WHAT TO DO: Give the number of lines below that contain the word "from", and nothing else.
* Begin *
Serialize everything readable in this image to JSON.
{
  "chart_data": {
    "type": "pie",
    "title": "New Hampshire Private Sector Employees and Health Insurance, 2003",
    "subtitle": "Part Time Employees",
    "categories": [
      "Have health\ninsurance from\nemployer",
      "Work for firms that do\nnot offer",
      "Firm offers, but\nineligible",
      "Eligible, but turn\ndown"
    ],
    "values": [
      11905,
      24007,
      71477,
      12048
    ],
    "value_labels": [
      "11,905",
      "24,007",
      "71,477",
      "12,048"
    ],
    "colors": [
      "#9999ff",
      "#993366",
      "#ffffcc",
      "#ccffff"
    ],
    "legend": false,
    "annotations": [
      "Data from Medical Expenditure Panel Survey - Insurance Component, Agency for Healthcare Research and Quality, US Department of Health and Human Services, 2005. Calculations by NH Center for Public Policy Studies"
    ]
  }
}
* End *
PROBLEM SOLUTION: 2